Start Supplied material
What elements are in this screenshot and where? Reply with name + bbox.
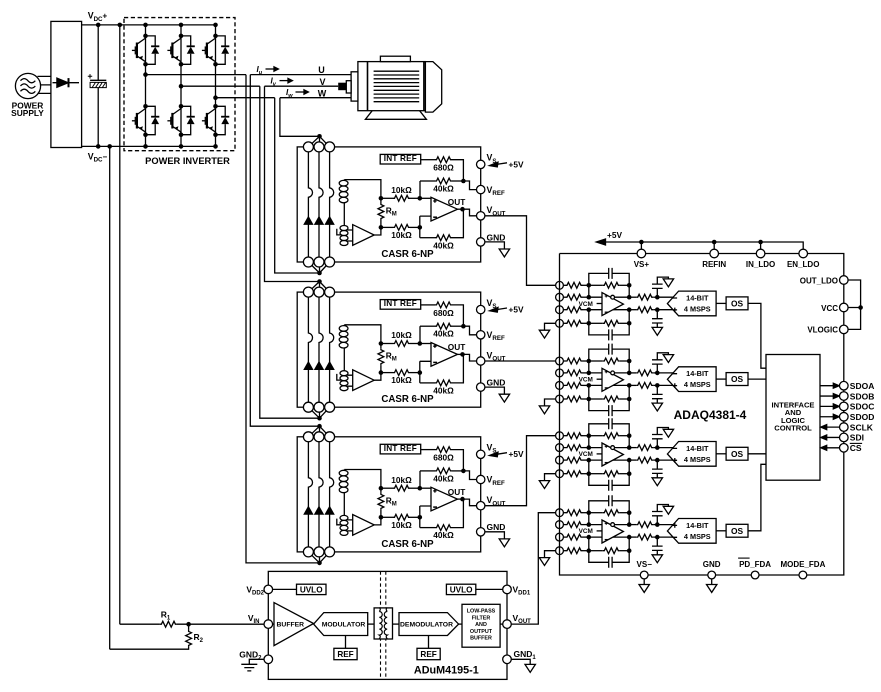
svg-text:DEMODULATOR: DEMODULATOR: [400, 622, 453, 629]
svg-text:SDOA: SDOA: [850, 381, 875, 391]
svg-text:SDI: SDI: [850, 433, 864, 443]
svg-text:IN_LDO: IN_LDO: [746, 260, 775, 269]
svg-text:V: V: [320, 77, 326, 87]
svg-text:FILTER: FILTER: [472, 615, 491, 621]
svg-text:MODULATOR: MODULATOR: [322, 622, 366, 629]
svg-text:AND: AND: [475, 622, 487, 628]
svg-text:VLOGIC: VLOGIC: [807, 326, 838, 335]
svg-text:CASR 6-NP: CASR 6-NP: [381, 249, 434, 260]
svg-text:REF: REF: [420, 650, 436, 659]
svg-text:40kΩ: 40kΩ: [433, 240, 454, 250]
svg-text:MODE_FDA: MODE_FDA: [780, 560, 825, 569]
svg-text:40kΩ: 40kΩ: [433, 183, 454, 193]
svg-text:UVLO: UVLO: [300, 585, 323, 594]
svg-text:UVLO: UVLO: [450, 585, 473, 594]
svg-text:REFIN: REFIN: [702, 260, 726, 269]
svg-text:SDOC: SDOC: [850, 402, 875, 412]
svg-text:INT REF: INT REF: [384, 154, 417, 163]
svg-text:REF: REF: [337, 650, 353, 659]
svg-text:BUFFER: BUFFER: [277, 622, 305, 629]
svg-text:10kΩ: 10kΩ: [391, 185, 412, 195]
svg-text:ADuM4195-1: ADuM4195-1: [414, 665, 479, 677]
svg-text:SDOB: SDOB: [850, 391, 875, 401]
svg-text:W: W: [318, 88, 327, 98]
svg-text:OUT_LDO: OUT_LDO: [800, 276, 838, 285]
svg-text:VCM: VCM: [579, 301, 593, 308]
svg-text:680Ω: 680Ω: [433, 163, 454, 173]
svg-text:CS: CS: [850, 443, 862, 453]
svg-text:VS+: VS+: [634, 260, 650, 269]
svg-text:+5V: +5V: [509, 159, 524, 169]
svg-text:14-BIT: 14-BIT: [686, 293, 709, 302]
svg-text:GND: GND: [487, 232, 506, 242]
svg-text:LOW-PASS: LOW-PASS: [467, 609, 496, 615]
svg-text:POWER INVERTER: POWER INVERTER: [145, 156, 230, 166]
svg-text:PD_FDA: PD_FDA: [739, 560, 771, 569]
svg-text:U: U: [318, 65, 325, 75]
svg-text:EN_LDO: EN_LDO: [787, 260, 819, 269]
svg-text:OUT: OUT: [448, 197, 466, 207]
svg-text:ADAQ4381-4: ADAQ4381-4: [674, 408, 747, 422]
svg-text:VCC: VCC: [821, 304, 838, 313]
svg-text:+5V: +5V: [607, 230, 622, 240]
svg-text:SDOD: SDOD: [850, 412, 875, 422]
svg-text:OUTPUT: OUTPUT: [470, 629, 493, 635]
svg-text:CONTROL: CONTROL: [774, 423, 812, 432]
svg-text:4 MSPS: 4 MSPS: [684, 304, 711, 313]
svg-text:SUPPLY: SUPPLY: [11, 108, 44, 118]
svg-text:10kΩ: 10kΩ: [391, 230, 412, 240]
svg-text:GND: GND: [703, 560, 721, 569]
svg-text:BUFFER: BUFFER: [470, 636, 492, 642]
svg-text:SCLK: SCLK: [850, 422, 874, 432]
svg-text:VS−: VS−: [637, 560, 653, 569]
svg-text:OS: OS: [731, 298, 744, 308]
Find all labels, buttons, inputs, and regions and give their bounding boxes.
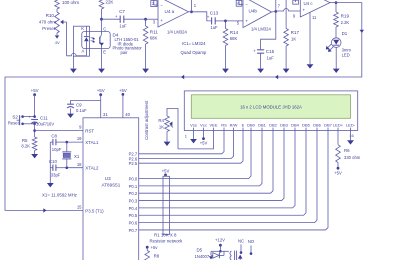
End Supplied material
=== Prompt ===
Reproduce every line above character for character, from first to last, omitting the pictures.

=== Complete answer ===
What elements are in this screenshot and where? Reply with name + bbox.
svg-text:DEMODULATOR: DEMODULATOR: [400, 622, 453, 629]
svg-text:SDOA: SDOA: [850, 381, 875, 391]
svg-text:SDI: SDI: [850, 433, 864, 443]
svg-text:IN_LDO: IN_LDO: [746, 260, 775, 269]
svg-text:V: V: [320, 77, 326, 87]
svg-text:FILTER: FILTER: [472, 615, 491, 621]
svg-text:MODULATOR: MODULATOR: [322, 622, 366, 629]
svg-text:AND: AND: [475, 622, 487, 628]
svg-text:VLOGIC: VLOGIC: [807, 326, 838, 335]
svg-text:CASR 6-NP: CASR 6-NP: [381, 249, 434, 260]
svg-text:REF: REF: [420, 650, 436, 659]
svg-text:40kΩ: 40kΩ: [433, 240, 454, 250]
svg-text:MODE_FDA: MODE_FDA: [780, 560, 825, 569]
svg-text:40kΩ: 40kΩ: [433, 183, 454, 193]
svg-text:UVLO: UVLO: [300, 585, 323, 594]
svg-text:UVLO: UVLO: [450, 585, 473, 594]
svg-text:REFIN: REFIN: [702, 260, 726, 269]
svg-text:SDOC: SDOC: [850, 402, 875, 412]
svg-text:INT REF: INT REF: [384, 154, 417, 163]
svg-text:REF: REF: [337, 650, 353, 659]
svg-text:BUFFER: BUFFER: [277, 622, 305, 629]
svg-text:10kΩ: 10kΩ: [391, 185, 412, 195]
svg-text:ADuM4195-1: ADuM4195-1: [414, 665, 479, 677]
svg-text:SDOB: SDOB: [850, 391, 875, 401]
svg-text:W: W: [318, 88, 327, 98]
svg-text:OUT_LDO: OUT_LDO: [800, 276, 838, 285]
svg-text:VCM: VCM: [579, 301, 593, 308]
svg-text:680Ω: 680Ω: [433, 163, 454, 173]
svg-text:CS: CS: [850, 443, 862, 453]
svg-text:VS+: VS+: [634, 260, 650, 269]
svg-text:+5V: +5V: [509, 159, 524, 169]
svg-text:14-BIT: 14-BIT: [686, 293, 709, 302]
svg-text:GND: GND: [487, 232, 506, 242]
svg-text:LOW-PASS: LOW-PASS: [467, 609, 496, 615]
svg-text:POWER INVERTER: POWER INVERTER: [145, 156, 230, 166]
svg-text:PD_FDA: PD_FDA: [739, 560, 771, 569]
svg-text:U: U: [318, 65, 325, 75]
svg-text:EN_LDO: EN_LDO: [787, 260, 819, 269]
svg-text:OUT: OUT: [448, 197, 466, 207]
svg-text:ADAQ4381-4: ADAQ4381-4: [674, 408, 747, 422]
svg-text:VCC: VCC: [821, 304, 838, 313]
svg-text:+5V: +5V: [607, 230, 622, 240]
svg-text:SDOD: SDOD: [850, 412, 875, 422]
svg-text:OUTPUT: OUTPUT: [470, 629, 493, 635]
svg-text:CONTROL: CONTROL: [774, 423, 812, 432]
svg-text:4 MSPS: 4 MSPS: [684, 304, 711, 313]
svg-text:SUPPLY: SUPPLY: [11, 108, 44, 118]
svg-text:10kΩ: 10kΩ: [391, 230, 412, 240]
svg-text:GND: GND: [703, 560, 721, 569]
svg-text:BUFFER: BUFFER: [470, 636, 492, 642]
svg-text:SCLK: SCLK: [850, 422, 874, 432]
svg-text:VS−: VS−: [637, 560, 653, 569]
svg-text:OS: OS: [731, 298, 744, 308]
Find all labels, buttons, inputs, and regions and give their bounding boxes.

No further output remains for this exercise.